**What you should do:**
Print the listing in its entirety and exactly, leaving out images.

**Record excerpts:**
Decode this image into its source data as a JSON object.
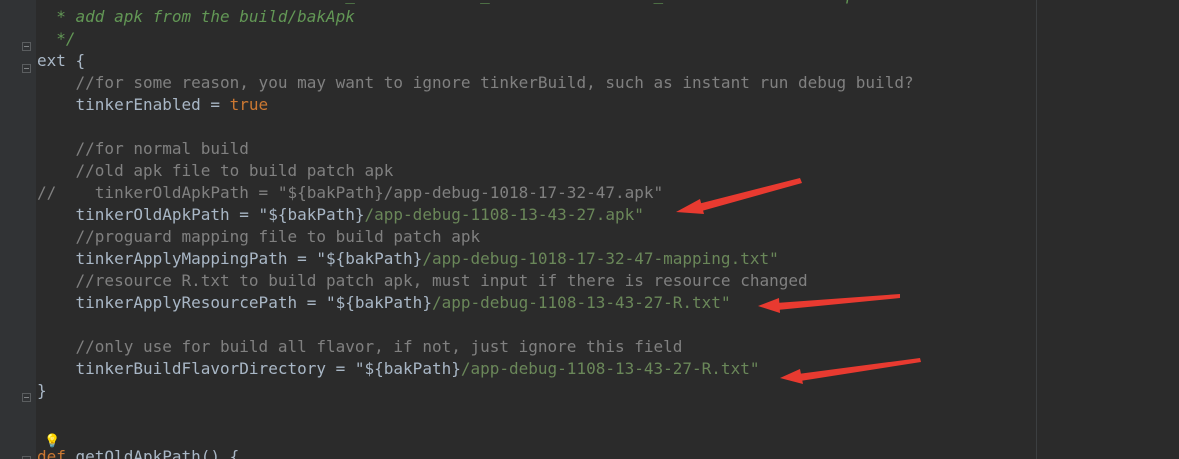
{
  "editor": {
    "lines": [
      {
        "parts": [
          {
            "cls": "doccomment",
            "bind": "l0a"
          }
        ]
      },
      {
        "parts": [
          {
            "cls": "doccomment",
            "bind": "l1a"
          }
        ]
      },
      {
        "parts": [
          {
            "cls": "doccomment",
            "bind": "l2a"
          }
        ]
      },
      {
        "parts": [
          {
            "cls": "",
            "bind": "l3a"
          }
        ]
      },
      {
        "parts": [
          {
            "cls": "comment",
            "bind": "l4a"
          }
        ]
      },
      {
        "parts": [
          {
            "cls": "",
            "bind": "l5a"
          },
          {
            "cls": "kw",
            "bind": "l5b"
          }
        ]
      },
      {
        "parts": [
          {
            "cls": "",
            "bind": "l6a"
          }
        ]
      },
      {
        "parts": [
          {
            "cls": "comment",
            "bind": "l7a"
          }
        ]
      },
      {
        "parts": [
          {
            "cls": "comment",
            "bind": "l8a"
          }
        ]
      },
      {
        "parts": [
          {
            "cls": "comment",
            "bind": "l9a"
          }
        ]
      },
      {
        "parts": [
          {
            "cls": "",
            "bind": "l10a"
          },
          {
            "cls": "str",
            "bind": "l10b"
          }
        ]
      },
      {
        "parts": [
          {
            "cls": "comment",
            "bind": "l11a"
          }
        ]
      },
      {
        "parts": [
          {
            "cls": "",
            "bind": "l12a"
          },
          {
            "cls": "str",
            "bind": "l12b"
          }
        ]
      },
      {
        "parts": [
          {
            "cls": "comment",
            "bind": "l13a"
          }
        ]
      },
      {
        "parts": [
          {
            "cls": "",
            "bind": "l14a"
          },
          {
            "cls": "str",
            "bind": "l14b"
          }
        ]
      },
      {
        "parts": [
          {
            "cls": "",
            "bind": "l15a"
          }
        ]
      },
      {
        "parts": [
          {
            "cls": "comment",
            "bind": "l16a"
          }
        ]
      },
      {
        "parts": [
          {
            "cls": "",
            "bind": "l17a"
          },
          {
            "cls": "str",
            "bind": "l17b"
          }
        ]
      },
      {
        "parts": [
          {
            "cls": "",
            "bind": "l18a"
          }
        ]
      },
      {
        "parts": [
          {
            "cls": "",
            "bind": "l19a"
          }
        ]
      },
      {
        "parts": [
          {
            "cls": "",
            "bind": "l20a"
          }
        ]
      },
      {
        "parts": [
          {
            "cls": "kw",
            "bind": "l21a"
          },
          {
            "cls": "fn",
            "bind": "l21b"
          }
        ]
      }
    ],
    "text": {
      "l0a": "  * use tinkerPatchRelease -POLD_APK=  -PAPPLY_MAPPING=  -PAPPLY_RESOURCE= to build patch",
      "l1a": "  * add apk from the build/bakApk",
      "l2a": "  */",
      "l3a": "ext {",
      "l4a": "    //for some reason, you may want to ignore tinkerBuild, such as instant run debug build?",
      "l5a": "    tinkerEnabled = ",
      "l5b": "true",
      "l6a": " ",
      "l7a": "    //for normal build",
      "l8a": "    //old apk file to build patch apk",
      "l9a": "//    tinkerOldApkPath = \"${bakPath}/app-debug-1018-17-32-47.apk\"",
      "l10a": "    tinkerOldApkPath = \"${bakPath}",
      "l10b": "/app-debug-1108-13-43-27.apk\"",
      "l11a": "    //proguard mapping file to build patch apk",
      "l12a": "    tinkerApplyMappingPath = \"${bakPath}",
      "l12b": "/app-debug-1018-17-32-47-mapping.txt\"",
      "l13a": "    //resource R.txt to build patch apk, must input if there is resource changed",
      "l14a": "    tinkerApplyResourcePath = \"${bakPath}",
      "l14b": "/app-debug-1108-13-43-27-R.txt\"",
      "l15a": " ",
      "l16a": "    //only use for build all flavor, if not, just ignore this field",
      "l17a": "    tinkerBuildFlavorDirectory = \"${bakPath}",
      "l17b": "/app-debug-1108-13-43-27-R.txt\"",
      "l18a": "}",
      "l19a": " ",
      "l20a": " ",
      "l21a": "def ",
      "l21b": "getOldApkPath() {"
    }
  },
  "icons": {
    "bulb": "lightbulb-icon",
    "arrows": "red-arrow-annotation"
  },
  "colors": {
    "background": "#2b2b2b",
    "comment": "#808080",
    "keyword": "#cc7832",
    "string": "#6a8759",
    "arrow": "#e83a30"
  }
}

**Result:**
Decode this image into its source data as a JSON object.
{
  "editor": {
    "lines": [
      {
        "parts": [
          {
            "cls": "doccomment",
            "bind": "l0a"
          }
        ]
      },
      {
        "parts": [
          {
            "cls": "doccomment",
            "bind": "l1a"
          }
        ]
      },
      {
        "parts": [
          {
            "cls": "doccomment",
            "bind": "l2a"
          }
        ]
      },
      {
        "parts": [
          {
            "cls": "",
            "bind": "l3a"
          }
        ]
      },
      {
        "parts": [
          {
            "cls": "comment",
            "bind": "l4a"
          }
        ]
      },
      {
        "parts": [
          {
            "cls": "",
            "bind": "l5a"
          },
          {
            "cls": "kw",
            "bind": "l5b"
          }
        ]
      },
      {
        "parts": [
          {
            "cls": "",
            "bind": "l6a"
          }
        ]
      },
      {
        "parts": [
          {
            "cls": "comment",
            "bind": "l7a"
          }
        ]
      },
      {
        "parts": [
          {
            "cls": "comment",
            "bind": "l8a"
          }
        ]
      },
      {
        "parts": [
          {
            "cls": "comment",
            "bind": "l9a"
          }
        ]
      },
      {
        "parts": [
          {
            "cls": "",
            "bind": "l10a"
          },
          {
            "cls": "str",
            "bind": "l10b"
          }
        ]
      },
      {
        "parts": [
          {
            "cls": "comment",
            "bind": "l11a"
          }
        ]
      },
      {
        "parts": [
          {
            "cls": "",
            "bind": "l12a"
          },
          {
            "cls": "str",
            "bind": "l12b"
          }
        ]
      },
      {
        "parts": [
          {
            "cls": "comment",
            "bind": "l13a"
          }
        ]
      },
      {
        "parts": [
          {
            "cls": "",
            "bind": "l14a"
          },
          {
            "cls": "str",
            "bind": "l14b"
          }
        ]
      },
      {
        "parts": [
          {
            "cls": "",
            "bind": "l15a"
          }
        ]
      },
      {
        "parts": [
          {
            "cls": "comment",
            "bind": "l16a"
          }
        ]
      },
      {
        "parts": [
          {
            "cls": "",
            "bind": "l17a"
          },
          {
            "cls": "str",
            "bind": "l17b"
          }
        ]
      },
      {
        "parts": [
          {
            "cls": "",
            "bind": "l18a"
          }
        ]
      },
      {
        "parts": [
          {
            "cls": "",
            "bind": "l19a"
          }
        ]
      },
      {
        "parts": [
          {
            "cls": "",
            "bind": "l20a"
          }
        ]
      },
      {
        "parts": [
          {
            "cls": "kw",
            "bind": "l21a"
          },
          {
            "cls": "fn",
            "bind": "l21b"
          }
        ]
      }
    ],
    "text": {
      "l0a": "  * use tinkerPatchRelease -POLD_APK=  -PAPPLY_MAPPING=  -PAPPLY_RESOURCE= to build patch",
      "l1a": "  * add apk from the build/bakApk",
      "l2a": "  */",
      "l3a": "ext {",
      "l4a": "    //for some reason, you may want to ignore tinkerBuild, such as instant run debug build?",
      "l5a": "    tinkerEnabled = ",
      "l5b": "true",
      "l6a": " ",
      "l7a": "    //for normal build",
      "l8a": "    //old apk file to build patch apk",
      "l9a": "//    tinkerOldApkPath = \"${bakPath}/app-debug-1018-17-32-47.apk\"",
      "l10a": "    tinkerOldApkPath = \"${bakPath}",
      "l10b": "/app-debug-1108-13-43-27.apk\"",
      "l11a": "    //proguard mapping file to build patch apk",
      "l12a": "    tinkerApplyMappingPath = \"${bakPath}",
      "l12b": "/app-debug-1018-17-32-47-mapping.txt\"",
      "l13a": "    //resource R.txt to build patch apk, must input if there is resource changed",
      "l14a": "    tinkerApplyResourcePath = \"${bakPath}",
      "l14b": "/app-debug-1108-13-43-27-R.txt\"",
      "l15a": " ",
      "l16a": "    //only use for build all flavor, if not, just ignore this field",
      "l17a": "    tinkerBuildFlavorDirectory = \"${bakPath}",
      "l17b": "/app-debug-1108-13-43-27-R.txt\"",
      "l18a": "}",
      "l19a": " ",
      "l20a": " ",
      "l21a": "def ",
      "l21b": "getOldApkPath() {"
    }
  },
  "icons": {
    "bulb": "lightbulb-icon",
    "arrows": "red-arrow-annotation"
  },
  "colors": {
    "background": "#2b2b2b",
    "comment": "#808080",
    "keyword": "#cc7832",
    "string": "#6a8759",
    "arrow": "#e83a30"
  }
}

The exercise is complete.